Part of a data file:
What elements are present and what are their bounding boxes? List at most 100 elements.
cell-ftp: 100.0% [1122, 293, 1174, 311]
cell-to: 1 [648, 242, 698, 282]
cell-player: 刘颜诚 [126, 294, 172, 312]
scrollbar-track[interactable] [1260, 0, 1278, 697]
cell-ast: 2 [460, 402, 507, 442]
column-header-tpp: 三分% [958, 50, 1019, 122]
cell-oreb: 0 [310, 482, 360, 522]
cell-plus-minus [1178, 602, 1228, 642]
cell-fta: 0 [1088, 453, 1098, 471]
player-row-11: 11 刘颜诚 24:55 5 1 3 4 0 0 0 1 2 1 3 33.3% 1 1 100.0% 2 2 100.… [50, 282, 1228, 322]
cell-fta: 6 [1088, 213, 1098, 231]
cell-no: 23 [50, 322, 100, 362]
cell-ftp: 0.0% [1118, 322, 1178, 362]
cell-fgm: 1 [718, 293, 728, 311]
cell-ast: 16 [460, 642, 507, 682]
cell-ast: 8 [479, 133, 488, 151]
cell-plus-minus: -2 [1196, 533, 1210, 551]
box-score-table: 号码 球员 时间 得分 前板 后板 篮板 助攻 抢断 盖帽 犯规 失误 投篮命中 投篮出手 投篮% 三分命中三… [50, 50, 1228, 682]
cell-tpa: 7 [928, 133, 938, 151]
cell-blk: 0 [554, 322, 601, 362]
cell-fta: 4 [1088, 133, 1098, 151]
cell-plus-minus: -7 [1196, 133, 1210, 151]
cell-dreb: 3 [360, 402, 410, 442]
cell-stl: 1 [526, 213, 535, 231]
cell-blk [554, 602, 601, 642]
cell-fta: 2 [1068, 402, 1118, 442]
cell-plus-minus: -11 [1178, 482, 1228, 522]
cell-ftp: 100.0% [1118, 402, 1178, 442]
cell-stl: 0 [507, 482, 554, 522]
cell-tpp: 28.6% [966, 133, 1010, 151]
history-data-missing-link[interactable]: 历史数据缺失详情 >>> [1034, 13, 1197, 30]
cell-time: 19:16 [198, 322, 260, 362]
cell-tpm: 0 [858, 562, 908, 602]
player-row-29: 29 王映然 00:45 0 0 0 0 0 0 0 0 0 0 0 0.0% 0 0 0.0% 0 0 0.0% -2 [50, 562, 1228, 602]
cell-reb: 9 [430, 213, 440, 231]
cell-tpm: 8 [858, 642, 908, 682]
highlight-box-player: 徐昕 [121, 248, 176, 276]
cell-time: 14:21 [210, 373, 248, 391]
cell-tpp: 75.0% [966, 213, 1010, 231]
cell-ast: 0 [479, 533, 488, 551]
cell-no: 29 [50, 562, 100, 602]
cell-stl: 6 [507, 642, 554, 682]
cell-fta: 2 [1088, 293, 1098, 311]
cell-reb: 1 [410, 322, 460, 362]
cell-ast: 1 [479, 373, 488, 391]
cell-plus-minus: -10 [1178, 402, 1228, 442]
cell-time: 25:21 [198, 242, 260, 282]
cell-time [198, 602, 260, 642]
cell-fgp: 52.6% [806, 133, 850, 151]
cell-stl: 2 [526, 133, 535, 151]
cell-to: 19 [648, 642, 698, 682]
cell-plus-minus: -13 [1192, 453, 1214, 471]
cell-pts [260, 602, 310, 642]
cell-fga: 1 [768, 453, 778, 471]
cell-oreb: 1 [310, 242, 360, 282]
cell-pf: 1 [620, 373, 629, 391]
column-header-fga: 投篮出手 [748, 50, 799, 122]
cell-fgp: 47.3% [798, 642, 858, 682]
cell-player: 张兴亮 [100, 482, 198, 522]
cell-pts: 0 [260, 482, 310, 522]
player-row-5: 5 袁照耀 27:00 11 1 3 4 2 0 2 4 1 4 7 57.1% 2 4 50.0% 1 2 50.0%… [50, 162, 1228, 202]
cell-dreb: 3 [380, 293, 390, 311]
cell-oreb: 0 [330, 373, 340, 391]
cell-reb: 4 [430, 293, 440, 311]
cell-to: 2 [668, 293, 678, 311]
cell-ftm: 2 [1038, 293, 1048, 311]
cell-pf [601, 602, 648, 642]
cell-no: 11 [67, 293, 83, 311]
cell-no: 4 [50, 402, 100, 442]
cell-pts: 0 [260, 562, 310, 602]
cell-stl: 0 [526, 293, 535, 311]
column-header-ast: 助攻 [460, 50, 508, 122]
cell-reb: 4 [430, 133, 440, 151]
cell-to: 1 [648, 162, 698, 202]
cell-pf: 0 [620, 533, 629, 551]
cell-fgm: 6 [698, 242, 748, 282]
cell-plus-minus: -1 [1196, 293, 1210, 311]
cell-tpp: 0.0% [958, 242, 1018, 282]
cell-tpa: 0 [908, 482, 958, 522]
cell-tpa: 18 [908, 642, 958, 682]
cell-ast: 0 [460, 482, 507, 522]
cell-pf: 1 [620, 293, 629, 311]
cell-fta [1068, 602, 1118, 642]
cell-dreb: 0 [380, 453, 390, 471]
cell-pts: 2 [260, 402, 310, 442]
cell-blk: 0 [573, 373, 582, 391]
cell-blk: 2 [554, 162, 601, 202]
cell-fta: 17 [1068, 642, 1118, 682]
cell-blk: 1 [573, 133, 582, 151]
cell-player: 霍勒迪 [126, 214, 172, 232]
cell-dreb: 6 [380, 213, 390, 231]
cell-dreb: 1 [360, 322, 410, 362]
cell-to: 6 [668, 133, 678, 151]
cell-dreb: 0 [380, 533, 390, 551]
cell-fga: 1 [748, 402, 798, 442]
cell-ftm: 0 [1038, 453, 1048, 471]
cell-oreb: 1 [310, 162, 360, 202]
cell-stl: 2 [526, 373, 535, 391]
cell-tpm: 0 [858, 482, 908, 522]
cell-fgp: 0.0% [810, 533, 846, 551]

# STATED GOAL
Update every item above by replacing "player-row" with "roster-row" wherever it occurs. Leave everything else unchanged.

# THE ANSWER
What elements are present and what are their bounding boxes? List at most 100 elements.
cell-ftp: 100.0% [1122, 293, 1174, 311]
cell-to: 1 [648, 242, 698, 282]
cell-player: 刘颜诚 [126, 294, 172, 312]
scrollbar-track[interactable] [1260, 0, 1278, 697]
cell-ast: 2 [460, 402, 507, 442]
column-header-tpp: 三分% [958, 50, 1019, 122]
cell-oreb: 0 [310, 482, 360, 522]
cell-plus-minus [1178, 602, 1228, 642]
cell-fta: 0 [1088, 453, 1098, 471]
roster-row-11: 11 刘颜诚 24:55 5 1 3 4 0 0 0 1 2 1 3 33.3% 1 1 100.0% 2 2 100.… [50, 282, 1228, 322]
cell-fta: 6 [1088, 213, 1098, 231]
cell-no: 23 [50, 322, 100, 362]
cell-ftp: 0.0% [1118, 322, 1178, 362]
cell-fgm: 1 [718, 293, 728, 311]
cell-ast: 16 [460, 642, 507, 682]
cell-ast: 8 [479, 133, 488, 151]
cell-plus-minus: -2 [1196, 533, 1210, 551]
box-score-table: 号码 球员 时间 得分 前板 后板 篮板 助攻 抢断 盖帽 犯规 失误 投篮命中 投篮出手 投篮% 三分命中三… [50, 50, 1228, 682]
cell-tpa: 7 [928, 133, 938, 151]
cell-blk: 0 [554, 322, 601, 362]
cell-fta: 4 [1088, 133, 1098, 151]
cell-plus-minus: -7 [1196, 133, 1210, 151]
cell-dreb: 3 [360, 402, 410, 442]
cell-stl: 1 [526, 213, 535, 231]
cell-blk [554, 602, 601, 642]
cell-fta: 2 [1068, 402, 1118, 442]
cell-plus-minus: -11 [1178, 482, 1228, 522]
cell-ftp: 100.0% [1118, 402, 1178, 442]
cell-stl: 0 [507, 482, 554, 522]
cell-tpp: 28.6% [966, 133, 1010, 151]
history-data-missing-link[interactable]: 历史数据缺失详情 >>> [1034, 13, 1197, 30]
cell-time: 19:16 [198, 322, 260, 362]
cell-tpm: 0 [858, 562, 908, 602]
roster-row-29: 29 王映然 00:45 0 0 0 0 0 0 0 0 0 0 0 0.0% 0 0 0.0% 0 0 0.0% -2 [50, 562, 1228, 602]
cell-reb: 9 [430, 213, 440, 231]
cell-tpm: 8 [858, 642, 908, 682]
highlight-box-player: 徐昕 [121, 248, 176, 276]
cell-time: 14:21 [210, 373, 248, 391]
cell-tpp: 75.0% [966, 213, 1010, 231]
cell-ast: 0 [479, 533, 488, 551]
cell-no: 29 [50, 562, 100, 602]
cell-stl: 6 [507, 642, 554, 682]
cell-fta: 2 [1088, 293, 1098, 311]
cell-reb: 1 [410, 322, 460, 362]
cell-ast: 1 [479, 373, 488, 391]
cell-plus-minus: -10 [1178, 402, 1228, 442]
cell-time: 25:21 [198, 242, 260, 282]
cell-time [198, 602, 260, 642]
cell-fgp: 52.6% [806, 133, 850, 151]
cell-stl: 2 [526, 133, 535, 151]
cell-to: 19 [648, 642, 698, 682]
cell-plus-minus: -13 [1192, 453, 1214, 471]
cell-pts [260, 602, 310, 642]
cell-fga: 1 [768, 453, 778, 471]
cell-oreb: 1 [310, 242, 360, 282]
cell-pf: 1 [620, 373, 629, 391]
column-header-fga: 投篮出手 [748, 50, 799, 122]
cell-fgp: 47.3% [798, 642, 858, 682]
cell-player: 张兴亮 [100, 482, 198, 522]
cell-pts: 0 [260, 482, 310, 522]
roster-row-5: 5 袁照耀 27:00 11 1 3 4 2 0 2 4 1 4 7 57.1% 2 4 50.0% 1 2 50.0%… [50, 162, 1228, 202]
cell-dreb: 3 [380, 293, 390, 311]
cell-oreb: 0 [330, 373, 340, 391]
cell-reb: 4 [430, 293, 440, 311]
cell-to: 2 [668, 293, 678, 311]
cell-ftm: 2 [1038, 293, 1048, 311]
cell-pf [601, 602, 648, 642]
cell-no: 11 [67, 293, 83, 311]
cell-no: 4 [50, 402, 100, 442]
cell-pts: 0 [260, 562, 310, 602]
cell-stl: 0 [526, 293, 535, 311]
column-header-ast: 助攻 [460, 50, 508, 122]
cell-reb: 4 [430, 133, 440, 151]
cell-to: 1 [648, 162, 698, 202]
cell-pf: 0 [620, 533, 629, 551]
cell-fgm: 6 [698, 242, 748, 282]
cell-plus-minus: -1 [1196, 293, 1210, 311]
cell-tpp: 0.0% [958, 242, 1018, 282]
cell-tpa: 0 [908, 482, 958, 522]
cell-tpa: 18 [908, 642, 958, 682]
cell-ast: 0 [460, 482, 507, 522]
cell-pf: 1 [620, 293, 629, 311]
cell-fta [1068, 602, 1118, 642]
cell-dreb: 0 [380, 453, 390, 471]
cell-pts: 2 [260, 402, 310, 442]
cell-blk: 0 [573, 373, 582, 391]
cell-blk: 2 [554, 162, 601, 202]
cell-fta: 17 [1068, 642, 1118, 682]
cell-blk: 1 [573, 133, 582, 151]
cell-player: 霍勒迪 [126, 214, 172, 232]
cell-dreb: 6 [380, 213, 390, 231]
cell-dreb: 1 [360, 322, 410, 362]
cell-to: 6 [668, 133, 678, 151]
cell-dreb: 0 [380, 533, 390, 551]
cell-fga: 1 [748, 402, 798, 442]
cell-ftm: 0 [1038, 453, 1048, 471]
cell-oreb: 1 [310, 162, 360, 202]
cell-stl: 2 [526, 373, 535, 391]
cell-tpm: 0 [858, 482, 908, 522]
cell-fgp: 0.0% [810, 533, 846, 551]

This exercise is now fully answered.